:: What to produce ::
Give the entries back exactly, dropping each image.

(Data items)
------------------------------------

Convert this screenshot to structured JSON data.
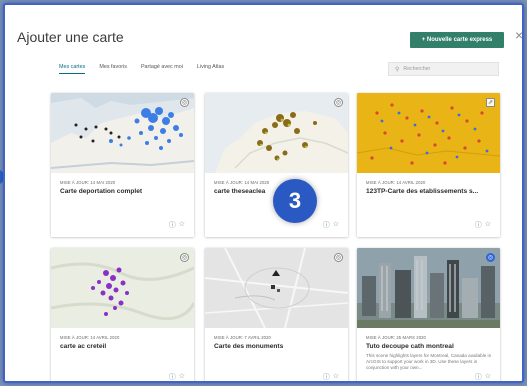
{
  "dialog": {
    "title": "Ajouter une carte",
    "new_map_button": "+ Nouvelle carte express",
    "close": "×"
  },
  "tabs": [
    "Mes cartes",
    "Mes favoris",
    "Partagé avec moi",
    "Living Atlas"
  ],
  "active_tab": "Mes cartes",
  "search": {
    "placeholder": "Rechercher",
    "value": ""
  },
  "step_badge": "3",
  "cards": [
    {
      "meta": "MISE À JOUR: 14 MAI 2020",
      "title": "Carte deportation complet",
      "description": "",
      "thumbnail": "europe-map-blue-points",
      "badge_icon": "globe-icon",
      "icons": [
        "info-icon",
        "star-icon"
      ]
    },
    {
      "meta": "MISE À JOUR: 14 MAI 2020",
      "title": "carte theseaclea",
      "description": "",
      "thumbnail": "europe-map-brown-markers",
      "badge_icon": "globe-icon",
      "icons": [
        "info-icon",
        "star-icon"
      ]
    },
    {
      "meta": "MISE À JOUR: 14 AVRIL 2020",
      "title": "123TP-Carte des etablissements s...",
      "description": "",
      "thumbnail": "yellow-map-colored-points",
      "badge_icon": "share-icon",
      "icons": [
        "info-icon",
        "star-icon"
      ]
    },
    {
      "meta": "MISE À JOUR: 14 AVRIL 2020",
      "title": "carte ac creteil",
      "description": "",
      "thumbnail": "region-map-purple-points",
      "badge_icon": "globe-icon",
      "icons": [
        "info-icon",
        "star-icon"
      ]
    },
    {
      "meta": "MISE À JOUR: 7 AVRIL 2020",
      "title": "Carte des monuments",
      "description": "",
      "thumbnail": "grey-city-map",
      "badge_icon": "globe-icon",
      "icons": [
        "info-icon",
        "star-icon"
      ]
    },
    {
      "meta": "MISE À JOUR: 25 MARS 2020",
      "title": "Tuto decoupe cath montreal",
      "description": "This scene highlights layers for Montreal, Canada available in ArcGIS to support your work in 3D. Use these layers in conjunction with your own...",
      "thumbnail": "3d-city-scene",
      "badge_icon": "globe-blue-icon",
      "icons": [
        "info-icon",
        "star-icon"
      ]
    }
  ],
  "colors": {
    "accent_green": "#33806a",
    "tab_active": "#0a6c80",
    "frame_blue": "#3f63c8",
    "step_badge": "#2a59c4"
  }
}
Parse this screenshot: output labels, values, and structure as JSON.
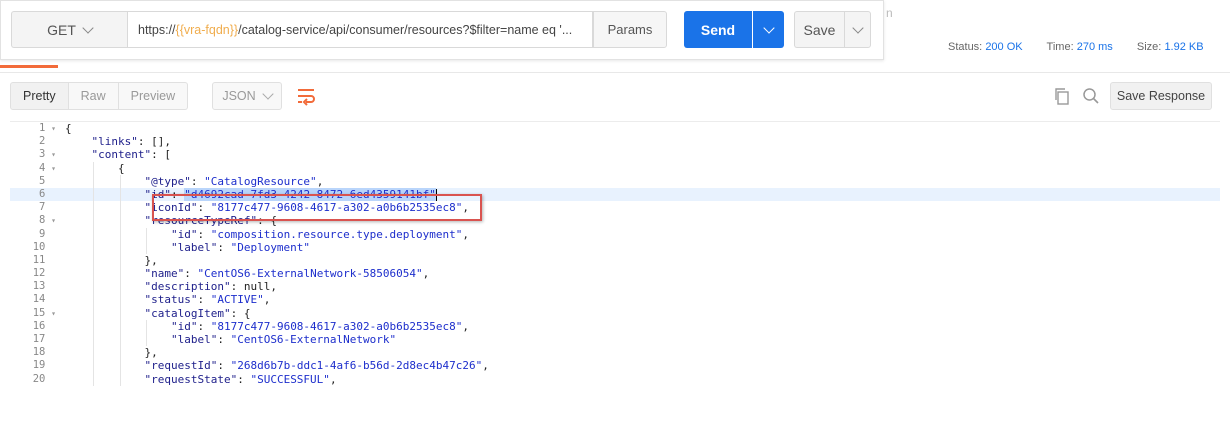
{
  "request": {
    "method": "GET",
    "url_prefix": "https://",
    "url_var": "{{vra-fqdn}}",
    "url_suffix": "/catalog-service/api/consumer/resources?$filter=name eq '...",
    "params_label": "Params",
    "send_label": "Send",
    "save_label": "Save"
  },
  "faint_text": "n",
  "response": {
    "status_label": "Status:",
    "status_value": "200 OK",
    "time_label": "Time:",
    "time_value": "270 ms",
    "size_label": "Size:",
    "size_value": "1.92 KB"
  },
  "toolbar": {
    "tabs": [
      "Pretty",
      "Raw",
      "Preview"
    ],
    "format": "JSON",
    "save_response_label": "Save Response"
  },
  "code_lines": [
    {
      "n": "1",
      "fold": true,
      "text": "{"
    },
    {
      "n": "2",
      "fold": false,
      "text": "    \"links\": [],"
    },
    {
      "n": "3",
      "fold": true,
      "text": "    \"content\": ["
    },
    {
      "n": "4",
      "fold": true,
      "text": "        {"
    },
    {
      "n": "5",
      "fold": false,
      "text": "            \"@type\": \"CatalogResource\","
    },
    {
      "n": "6",
      "fold": false,
      "text": "            \"id\": \"d4692cad-7fd3-4242-8472-6ed4359141bf\""
    },
    {
      "n": "7",
      "fold": false,
      "text": "            \"iconId\": \"8177c477-9608-4617-a302-a0b6b2535ec8\","
    },
    {
      "n": "8",
      "fold": true,
      "text": "            \"resourceTypeRef\": {"
    },
    {
      "n": "9",
      "fold": false,
      "text": "                \"id\": \"composition.resource.type.deployment\","
    },
    {
      "n": "10",
      "fold": false,
      "text": "                \"label\": \"Deployment\""
    },
    {
      "n": "11",
      "fold": false,
      "text": "            },"
    },
    {
      "n": "12",
      "fold": false,
      "text": "            \"name\": \"CentOS6-ExternalNetwork-58506054\","
    },
    {
      "n": "13",
      "fold": false,
      "text": "            \"description\": null,"
    },
    {
      "n": "14",
      "fold": false,
      "text": "            \"status\": \"ACTIVE\","
    },
    {
      "n": "15",
      "fold": true,
      "text": "            \"catalogItem\": {"
    },
    {
      "n": "16",
      "fold": false,
      "text": "                \"id\": \"8177c477-9608-4617-a302-a0b6b2535ec8\","
    },
    {
      "n": "17",
      "fold": false,
      "text": "                \"label\": \"CentOS6-ExternalNetwork\""
    },
    {
      "n": "18",
      "fold": false,
      "text": "            },"
    },
    {
      "n": "19",
      "fold": false,
      "text": "            \"requestId\": \"268d6b7b-ddc1-4af6-b56d-2d8ec4b47c26\","
    },
    {
      "n": "20",
      "fold": false,
      "text": "            \"requestState\": \"SUCCESSFUL\","
    }
  ],
  "highlight_line": 6,
  "colors": {
    "send": "#1a73e8",
    "var": "#f0ad4e",
    "accent_tab": "#f26b3a",
    "annotation": "#d9534f"
  }
}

------------------------------------

:: Expected answer ::
Convert this screenshot to structured JSON data.
{
  "dialog": {
    "title": "Ajouter une carte",
    "new_map_button": "+ Nouvelle carte express",
    "close": "×"
  },
  "tabs": [
    "Mes cartes",
    "Mes favoris",
    "Partagé avec moi",
    "Living Atlas"
  ],
  "active_tab": "Mes cartes",
  "search": {
    "placeholder": "Rechercher",
    "value": ""
  },
  "step_badge": "3",
  "cards": [
    {
      "meta": "MISE À JOUR: 14 MAI 2020",
      "title": "Carte deportation complet",
      "description": "",
      "thumbnail": "europe-map-blue-points",
      "badge_icon": "globe-icon",
      "icons": [
        "info-icon",
        "star-icon"
      ]
    },
    {
      "meta": "MISE À JOUR: 14 MAI 2020",
      "title": "carte theseaclea",
      "description": "",
      "thumbnail": "europe-map-brown-markers",
      "badge_icon": "globe-icon",
      "icons": [
        "info-icon",
        "star-icon"
      ]
    },
    {
      "meta": "MISE À JOUR: 14 AVRIL 2020",
      "title": "123TP-Carte des etablissements s...",
      "description": "",
      "thumbnail": "yellow-map-colored-points",
      "badge_icon": "share-icon",
      "icons": [
        "info-icon",
        "star-icon"
      ]
    },
    {
      "meta": "MISE À JOUR: 14 AVRIL 2020",
      "title": "carte ac creteil",
      "description": "",
      "thumbnail": "region-map-purple-points",
      "badge_icon": "globe-icon",
      "icons": [
        "info-icon",
        "star-icon"
      ]
    },
    {
      "meta": "MISE À JOUR: 7 AVRIL 2020",
      "title": "Carte des monuments",
      "description": "",
      "thumbnail": "grey-city-map",
      "badge_icon": "globe-icon",
      "icons": [
        "info-icon",
        "star-icon"
      ]
    },
    {
      "meta": "MISE À JOUR: 25 MARS 2020",
      "title": "Tuto decoupe cath montreal",
      "description": "This scene highlights layers for Montreal, Canada available in ArcGIS to support your work in 3D. Use these layers in conjunction with your own...",
      "thumbnail": "3d-city-scene",
      "badge_icon": "globe-blue-icon",
      "icons": [
        "info-icon",
        "star-icon"
      ]
    }
  ],
  "colors": {
    "accent_green": "#33806a",
    "tab_active": "#0a6c80",
    "frame_blue": "#3f63c8",
    "step_badge": "#2a59c4"
  }
}
Parse this screenshot: output labels, values, and structure as JSON.
{
  "request": {
    "method": "GET",
    "url_prefix": "https://",
    "url_var": "{{vra-fqdn}}",
    "url_suffix": "/catalog-service/api/consumer/resources?$filter=name eq '...",
    "params_label": "Params",
    "send_label": "Send",
    "save_label": "Save"
  },
  "faint_text": "n",
  "response": {
    "status_label": "Status:",
    "status_value": "200 OK",
    "time_label": "Time:",
    "time_value": "270 ms",
    "size_label": "Size:",
    "size_value": "1.92 KB"
  },
  "toolbar": {
    "tabs": [
      "Pretty",
      "Raw",
      "Preview"
    ],
    "format": "JSON",
    "save_response_label": "Save Response"
  },
  "code_lines": [
    {
      "n": "1",
      "fold": true,
      "text": "{"
    },
    {
      "n": "2",
      "fold": false,
      "text": "    \"links\": [],"
    },
    {
      "n": "3",
      "fold": true,
      "text": "    \"content\": ["
    },
    {
      "n": "4",
      "fold": true,
      "text": "        {"
    },
    {
      "n": "5",
      "fold": false,
      "text": "            \"@type\": \"CatalogResource\","
    },
    {
      "n": "6",
      "fold": false,
      "text": "            \"id\": \"d4692cad-7fd3-4242-8472-6ed4359141bf\""
    },
    {
      "n": "7",
      "fold": false,
      "text": "            \"iconId\": \"8177c477-9608-4617-a302-a0b6b2535ec8\","
    },
    {
      "n": "8",
      "fold": true,
      "text": "            \"resourceTypeRef\": {"
    },
    {
      "n": "9",
      "fold": false,
      "text": "                \"id\": \"composition.resource.type.deployment\","
    },
    {
      "n": "10",
      "fold": false,
      "text": "                \"label\": \"Deployment\""
    },
    {
      "n": "11",
      "fold": false,
      "text": "            },"
    },
    {
      "n": "12",
      "fold": false,
      "text": "            \"name\": \"CentOS6-ExternalNetwork-58506054\","
    },
    {
      "n": "13",
      "fold": false,
      "text": "            \"description\": null,"
    },
    {
      "n": "14",
      "fold": false,
      "text": "            \"status\": \"ACTIVE\","
    },
    {
      "n": "15",
      "fold": true,
      "text": "            \"catalogItem\": {"
    },
    {
      "n": "16",
      "fold": false,
      "text": "                \"id\": \"8177c477-9608-4617-a302-a0b6b2535ec8\","
    },
    {
      "n": "17",
      "fold": false,
      "text": "                \"label\": \"CentOS6-ExternalNetwork\""
    },
    {
      "n": "18",
      "fold": false,
      "text": "            },"
    },
    {
      "n": "19",
      "fold": false,
      "text": "            \"requestId\": \"268d6b7b-ddc1-4af6-b56d-2d8ec4b47c26\","
    },
    {
      "n": "20",
      "fold": false,
      "text": "            \"requestState\": \"SUCCESSFUL\","
    }
  ],
  "highlight_line": 6,
  "colors": {
    "send": "#1a73e8",
    "var": "#f0ad4e",
    "accent_tab": "#f26b3a",
    "annotation": "#d9534f"
  }
}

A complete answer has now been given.